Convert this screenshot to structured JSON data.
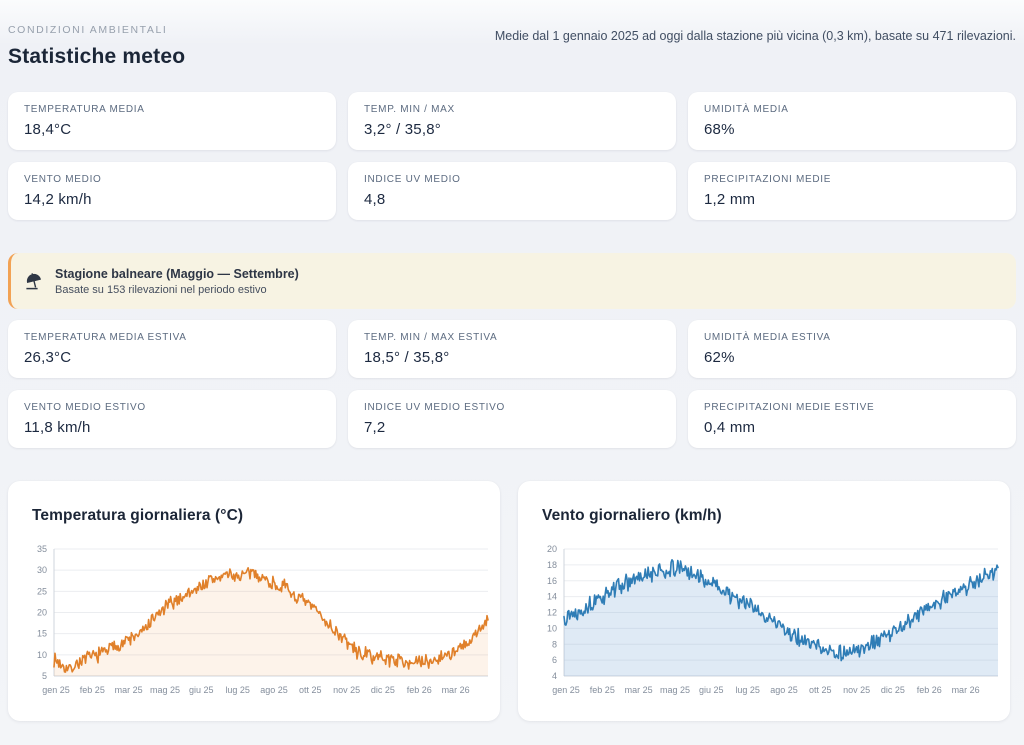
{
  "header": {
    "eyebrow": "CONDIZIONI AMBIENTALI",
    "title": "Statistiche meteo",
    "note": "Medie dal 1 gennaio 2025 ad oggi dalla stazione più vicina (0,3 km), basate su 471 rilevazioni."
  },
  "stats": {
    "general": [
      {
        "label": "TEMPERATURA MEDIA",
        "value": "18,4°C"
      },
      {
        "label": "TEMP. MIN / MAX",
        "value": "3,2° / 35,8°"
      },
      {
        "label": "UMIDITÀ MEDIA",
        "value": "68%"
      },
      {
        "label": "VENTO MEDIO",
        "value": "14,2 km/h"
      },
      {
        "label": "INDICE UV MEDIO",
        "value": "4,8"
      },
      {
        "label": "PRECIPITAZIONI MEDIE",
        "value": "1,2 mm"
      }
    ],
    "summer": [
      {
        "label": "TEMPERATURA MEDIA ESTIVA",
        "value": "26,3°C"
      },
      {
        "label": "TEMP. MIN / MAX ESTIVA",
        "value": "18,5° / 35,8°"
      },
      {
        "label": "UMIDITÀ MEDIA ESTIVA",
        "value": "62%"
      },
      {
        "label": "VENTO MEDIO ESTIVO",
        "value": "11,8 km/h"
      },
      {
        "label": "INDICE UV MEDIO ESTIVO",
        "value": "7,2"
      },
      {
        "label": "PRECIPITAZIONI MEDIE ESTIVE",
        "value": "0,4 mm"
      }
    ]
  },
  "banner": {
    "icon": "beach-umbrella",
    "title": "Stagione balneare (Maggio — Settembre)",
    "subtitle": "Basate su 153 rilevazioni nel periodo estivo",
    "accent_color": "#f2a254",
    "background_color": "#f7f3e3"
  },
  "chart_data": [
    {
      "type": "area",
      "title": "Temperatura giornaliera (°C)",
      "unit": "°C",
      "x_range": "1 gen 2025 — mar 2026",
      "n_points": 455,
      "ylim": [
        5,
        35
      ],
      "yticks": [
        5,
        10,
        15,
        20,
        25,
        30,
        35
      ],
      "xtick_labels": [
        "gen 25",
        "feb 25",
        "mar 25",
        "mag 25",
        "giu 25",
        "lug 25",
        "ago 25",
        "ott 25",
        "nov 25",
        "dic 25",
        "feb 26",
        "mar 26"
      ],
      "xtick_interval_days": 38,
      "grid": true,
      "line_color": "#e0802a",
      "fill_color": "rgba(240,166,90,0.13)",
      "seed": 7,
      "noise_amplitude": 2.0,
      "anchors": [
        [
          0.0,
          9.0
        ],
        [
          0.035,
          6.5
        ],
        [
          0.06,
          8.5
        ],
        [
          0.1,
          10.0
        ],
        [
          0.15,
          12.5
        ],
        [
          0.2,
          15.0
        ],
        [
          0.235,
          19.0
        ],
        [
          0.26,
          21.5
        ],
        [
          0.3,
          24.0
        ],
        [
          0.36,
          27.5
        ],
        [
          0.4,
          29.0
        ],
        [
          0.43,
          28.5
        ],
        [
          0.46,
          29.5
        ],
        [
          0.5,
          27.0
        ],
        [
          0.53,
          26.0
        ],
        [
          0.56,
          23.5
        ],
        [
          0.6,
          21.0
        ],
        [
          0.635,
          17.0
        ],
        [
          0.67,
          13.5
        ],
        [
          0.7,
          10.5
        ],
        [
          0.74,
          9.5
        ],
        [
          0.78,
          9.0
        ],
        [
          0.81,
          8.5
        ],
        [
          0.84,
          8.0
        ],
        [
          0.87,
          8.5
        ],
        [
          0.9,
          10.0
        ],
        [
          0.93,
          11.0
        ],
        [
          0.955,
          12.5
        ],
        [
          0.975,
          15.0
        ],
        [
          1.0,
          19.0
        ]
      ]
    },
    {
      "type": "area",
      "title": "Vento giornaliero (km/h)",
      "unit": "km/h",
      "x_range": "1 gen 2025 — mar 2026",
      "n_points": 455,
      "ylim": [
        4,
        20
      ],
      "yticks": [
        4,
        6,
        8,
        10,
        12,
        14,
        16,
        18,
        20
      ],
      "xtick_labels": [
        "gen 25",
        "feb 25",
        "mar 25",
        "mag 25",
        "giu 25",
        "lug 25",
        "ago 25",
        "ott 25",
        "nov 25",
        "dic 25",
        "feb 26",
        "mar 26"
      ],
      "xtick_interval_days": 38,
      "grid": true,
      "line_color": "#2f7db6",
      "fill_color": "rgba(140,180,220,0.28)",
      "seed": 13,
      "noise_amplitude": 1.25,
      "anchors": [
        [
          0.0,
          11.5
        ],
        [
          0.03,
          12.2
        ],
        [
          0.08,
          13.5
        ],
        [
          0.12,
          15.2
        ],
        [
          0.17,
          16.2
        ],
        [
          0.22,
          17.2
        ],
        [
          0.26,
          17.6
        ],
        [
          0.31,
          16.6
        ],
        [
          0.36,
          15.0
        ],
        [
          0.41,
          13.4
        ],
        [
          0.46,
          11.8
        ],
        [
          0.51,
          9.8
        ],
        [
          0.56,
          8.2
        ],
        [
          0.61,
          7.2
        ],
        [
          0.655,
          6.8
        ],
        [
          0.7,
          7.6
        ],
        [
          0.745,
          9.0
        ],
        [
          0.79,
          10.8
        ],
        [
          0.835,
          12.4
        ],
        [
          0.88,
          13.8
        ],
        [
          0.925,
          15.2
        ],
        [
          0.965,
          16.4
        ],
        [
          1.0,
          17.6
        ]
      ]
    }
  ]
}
----------
Every entry above needs to be retyped exactly; drop the pictures.

Completed exercise:
Convert this screenshot to structured JSON data.
{
  "header": {
    "eyebrow": "CONDIZIONI AMBIENTALI",
    "title": "Statistiche meteo",
    "note": "Medie dal 1 gennaio 2025 ad oggi dalla stazione più vicina (0,3 km), basate su 471 rilevazioni."
  },
  "stats": {
    "general": [
      {
        "label": "TEMPERATURA MEDIA",
        "value": "18,4°C"
      },
      {
        "label": "TEMP. MIN / MAX",
        "value": "3,2° / 35,8°"
      },
      {
        "label": "UMIDITÀ MEDIA",
        "value": "68%"
      },
      {
        "label": "VENTO MEDIO",
        "value": "14,2 km/h"
      },
      {
        "label": "INDICE UV MEDIO",
        "value": "4,8"
      },
      {
        "label": "PRECIPITAZIONI MEDIE",
        "value": "1,2 mm"
      }
    ],
    "summer": [
      {
        "label": "TEMPERATURA MEDIA ESTIVA",
        "value": "26,3°C"
      },
      {
        "label": "TEMP. MIN / MAX ESTIVA",
        "value": "18,5° / 35,8°"
      },
      {
        "label": "UMIDITÀ MEDIA ESTIVA",
        "value": "62%"
      },
      {
        "label": "VENTO MEDIO ESTIVO",
        "value": "11,8 km/h"
      },
      {
        "label": "INDICE UV MEDIO ESTIVO",
        "value": "7,2"
      },
      {
        "label": "PRECIPITAZIONI MEDIE ESTIVE",
        "value": "0,4 mm"
      }
    ]
  },
  "banner": {
    "icon": "beach-umbrella",
    "title": "Stagione balneare (Maggio — Settembre)",
    "subtitle": "Basate su 153 rilevazioni nel periodo estivo",
    "accent_color": "#f2a254",
    "background_color": "#f7f3e3"
  },
  "chart_data": [
    {
      "type": "area",
      "title": "Temperatura giornaliera (°C)",
      "unit": "°C",
      "x_range": "1 gen 2025 — mar 2026",
      "n_points": 455,
      "ylim": [
        5,
        35
      ],
      "yticks": [
        5,
        10,
        15,
        20,
        25,
        30,
        35
      ],
      "xtick_labels": [
        "gen 25",
        "feb 25",
        "mar 25",
        "mag 25",
        "giu 25",
        "lug 25",
        "ago 25",
        "ott 25",
        "nov 25",
        "dic 25",
        "feb 26",
        "mar 26"
      ],
      "xtick_interval_days": 38,
      "grid": true,
      "line_color": "#e0802a",
      "fill_color": "rgba(240,166,90,0.13)",
      "seed": 7,
      "noise_amplitude": 2.0,
      "anchors": [
        [
          0.0,
          9.0
        ],
        [
          0.035,
          6.5
        ],
        [
          0.06,
          8.5
        ],
        [
          0.1,
          10.0
        ],
        [
          0.15,
          12.5
        ],
        [
          0.2,
          15.0
        ],
        [
          0.235,
          19.0
        ],
        [
          0.26,
          21.5
        ],
        [
          0.3,
          24.0
        ],
        [
          0.36,
          27.5
        ],
        [
          0.4,
          29.0
        ],
        [
          0.43,
          28.5
        ],
        [
          0.46,
          29.5
        ],
        [
          0.5,
          27.0
        ],
        [
          0.53,
          26.0
        ],
        [
          0.56,
          23.5
        ],
        [
          0.6,
          21.0
        ],
        [
          0.635,
          17.0
        ],
        [
          0.67,
          13.5
        ],
        [
          0.7,
          10.5
        ],
        [
          0.74,
          9.5
        ],
        [
          0.78,
          9.0
        ],
        [
          0.81,
          8.5
        ],
        [
          0.84,
          8.0
        ],
        [
          0.87,
          8.5
        ],
        [
          0.9,
          10.0
        ],
        [
          0.93,
          11.0
        ],
        [
          0.955,
          12.5
        ],
        [
          0.975,
          15.0
        ],
        [
          1.0,
          19.0
        ]
      ]
    },
    {
      "type": "area",
      "title": "Vento giornaliero (km/h)",
      "unit": "km/h",
      "x_range": "1 gen 2025 — mar 2026",
      "n_points": 455,
      "ylim": [
        4,
        20
      ],
      "yticks": [
        4,
        6,
        8,
        10,
        12,
        14,
        16,
        18,
        20
      ],
      "xtick_labels": [
        "gen 25",
        "feb 25",
        "mar 25",
        "mag 25",
        "giu 25",
        "lug 25",
        "ago 25",
        "ott 25",
        "nov 25",
        "dic 25",
        "feb 26",
        "mar 26"
      ],
      "xtick_interval_days": 38,
      "grid": true,
      "line_color": "#2f7db6",
      "fill_color": "rgba(140,180,220,0.28)",
      "seed": 13,
      "noise_amplitude": 1.25,
      "anchors": [
        [
          0.0,
          11.5
        ],
        [
          0.03,
          12.2
        ],
        [
          0.08,
          13.5
        ],
        [
          0.12,
          15.2
        ],
        [
          0.17,
          16.2
        ],
        [
          0.22,
          17.2
        ],
        [
          0.26,
          17.6
        ],
        [
          0.31,
          16.6
        ],
        [
          0.36,
          15.0
        ],
        [
          0.41,
          13.4
        ],
        [
          0.46,
          11.8
        ],
        [
          0.51,
          9.8
        ],
        [
          0.56,
          8.2
        ],
        [
          0.61,
          7.2
        ],
        [
          0.655,
          6.8
        ],
        [
          0.7,
          7.6
        ],
        [
          0.745,
          9.0
        ],
        [
          0.79,
          10.8
        ],
        [
          0.835,
          12.4
        ],
        [
          0.88,
          13.8
        ],
        [
          0.925,
          15.2
        ],
        [
          0.965,
          16.4
        ],
        [
          1.0,
          17.6
        ]
      ]
    }
  ]
}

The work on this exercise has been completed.